↓↓↓

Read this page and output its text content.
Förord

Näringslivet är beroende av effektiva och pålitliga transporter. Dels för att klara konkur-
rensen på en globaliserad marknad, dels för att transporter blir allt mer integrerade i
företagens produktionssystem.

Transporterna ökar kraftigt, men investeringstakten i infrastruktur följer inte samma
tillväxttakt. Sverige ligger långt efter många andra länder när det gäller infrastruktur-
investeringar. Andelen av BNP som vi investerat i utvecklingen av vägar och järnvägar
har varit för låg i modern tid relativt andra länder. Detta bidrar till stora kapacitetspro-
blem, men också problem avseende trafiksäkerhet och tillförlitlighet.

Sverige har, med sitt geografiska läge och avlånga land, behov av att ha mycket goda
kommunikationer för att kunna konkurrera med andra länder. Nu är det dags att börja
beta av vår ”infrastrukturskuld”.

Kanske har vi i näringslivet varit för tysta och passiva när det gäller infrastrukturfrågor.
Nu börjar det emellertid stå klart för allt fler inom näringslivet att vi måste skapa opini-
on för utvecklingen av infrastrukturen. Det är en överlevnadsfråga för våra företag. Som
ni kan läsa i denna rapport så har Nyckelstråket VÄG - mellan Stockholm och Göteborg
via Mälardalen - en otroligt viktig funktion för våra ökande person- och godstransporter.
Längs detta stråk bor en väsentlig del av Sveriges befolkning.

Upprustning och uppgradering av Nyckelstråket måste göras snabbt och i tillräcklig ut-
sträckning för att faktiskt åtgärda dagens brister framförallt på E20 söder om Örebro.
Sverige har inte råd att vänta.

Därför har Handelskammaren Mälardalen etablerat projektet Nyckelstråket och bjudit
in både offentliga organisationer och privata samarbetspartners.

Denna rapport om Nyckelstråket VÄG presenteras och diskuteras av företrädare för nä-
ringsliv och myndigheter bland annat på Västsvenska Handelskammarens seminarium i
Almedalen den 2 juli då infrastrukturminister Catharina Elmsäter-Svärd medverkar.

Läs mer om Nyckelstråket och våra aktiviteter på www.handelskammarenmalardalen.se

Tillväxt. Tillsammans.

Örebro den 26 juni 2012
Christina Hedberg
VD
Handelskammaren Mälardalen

↑↑↑

▶ _What to do_
Write out all the records above again, exactly as they stand.

▶ _Correct answer_
Read this page and output its text content.
Förord

Näringslivet är beroende av effektiva och pålitliga transporter. Dels för att klara konkur-
rensen på en globaliserad marknad, dels för att transporter blir allt mer integrerade i
företagens produktionssystem.

Transporterna ökar kraftigt, men investeringstakten i infrastruktur följer inte samma
tillväxttakt. Sverige ligger långt efter många andra länder när det gäller infrastruktur-
investeringar. Andelen av BNP som vi investerat i utvecklingen av vägar och järnvägar
har varit för låg i modern tid relativt andra länder. Detta bidrar till stora kapacitetspro-
blem, men också problem avseende trafiksäkerhet och tillförlitlighet.

Sverige har, med sitt geografiska läge och avlånga land, behov av att ha mycket goda
kommunikationer för att kunna konkurrera med andra länder. Nu är det dags att börja
beta av vår ”infrastrukturskuld”.

Kanske har vi i näringslivet varit för tysta och passiva när det gäller infrastrukturfrågor.
Nu börjar det emellertid stå klart för allt fler inom näringslivet att vi måste skapa opini-
on för utvecklingen av infrastrukturen. Det är en överlevnadsfråga för våra företag. Som
ni kan läsa i denna rapport så har Nyckelstråket VÄG - mellan Stockholm och Göteborg
via Mälardalen - en otroligt viktig funktion för våra ökande person- och godstransporter.
Längs detta stråk bor en väsentlig del av Sveriges befolkning.

Upprustning och uppgradering av Nyckelstråket måste göras snabbt och i tillräcklig ut-
sträckning för att faktiskt åtgärda dagens brister framförallt på E20 söder om Örebro.
Sverige har inte råd att vänta.

Därför har Handelskammaren Mälardalen etablerat projektet Nyckelstråket och bjudit
in både offentliga organisationer och privata samarbetspartners.

Denna rapport om Nyckelstråket VÄG presenteras och diskuteras av företrädare för nä-
ringsliv och myndigheter bland annat på Västsvenska Handelskammarens seminarium i
Almedalen den 2 juli då infrastrukturminister Catharina Elmsäter-Svärd medverkar.

Läs mer om Nyckelstråket och våra aktiviteter på www.handelskammarenmalardalen.se

Tillväxt. Tillsammans.

Örebro den 26 juni 2012
Christina Hedberg
VD
Handelskammaren Mälardalen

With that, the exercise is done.